### Data
::::

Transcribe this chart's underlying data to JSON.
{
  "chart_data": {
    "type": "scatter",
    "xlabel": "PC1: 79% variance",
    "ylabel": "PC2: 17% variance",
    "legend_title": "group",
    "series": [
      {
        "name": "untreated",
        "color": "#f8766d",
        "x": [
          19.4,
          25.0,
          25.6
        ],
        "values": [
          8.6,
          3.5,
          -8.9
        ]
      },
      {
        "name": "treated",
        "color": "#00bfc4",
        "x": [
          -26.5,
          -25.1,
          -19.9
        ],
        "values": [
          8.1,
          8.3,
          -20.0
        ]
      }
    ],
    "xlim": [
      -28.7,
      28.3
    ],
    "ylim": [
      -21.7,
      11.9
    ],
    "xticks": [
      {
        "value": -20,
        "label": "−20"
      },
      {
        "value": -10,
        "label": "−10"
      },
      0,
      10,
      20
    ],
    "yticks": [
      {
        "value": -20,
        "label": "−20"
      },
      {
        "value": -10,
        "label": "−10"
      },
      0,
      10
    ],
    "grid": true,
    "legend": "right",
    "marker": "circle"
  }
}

::::

### Prompt
Copy all of the data exactly.

### Correct output
Transcribe this chart's underlying data to JSON.
{
  "chart_data": {
    "type": "scatter",
    "xlabel": "PC1: 79% variance",
    "ylabel": "PC2: 17% variance",
    "legend_title": "group",
    "series": [
      {
        "name": "untreated",
        "color": "#f8766d",
        "x": [
          19.4,
          25.0,
          25.6
        ],
        "values": [
          8.6,
          3.5,
          -8.9
        ]
      },
      {
        "name": "treated",
        "color": "#00bfc4",
        "x": [
          -26.5,
          -25.1,
          -19.9
        ],
        "values": [
          8.1,
          8.3,
          -20.0
        ]
      }
    ],
    "xlim": [
      -28.7,
      28.3
    ],
    "ylim": [
      -21.7,
      11.9
    ],
    "xticks": [
      {
        "value": -20,
        "label": "−20"
      },
      {
        "value": -10,
        "label": "−10"
      },
      0,
      10,
      20
    ],
    "yticks": [
      {
        "value": -20,
        "label": "−20"
      },
      {
        "value": -10,
        "label": "−10"
      },
      0,
      10
    ],
    "grid": true,
    "legend": "right",
    "marker": "circle"
  }
}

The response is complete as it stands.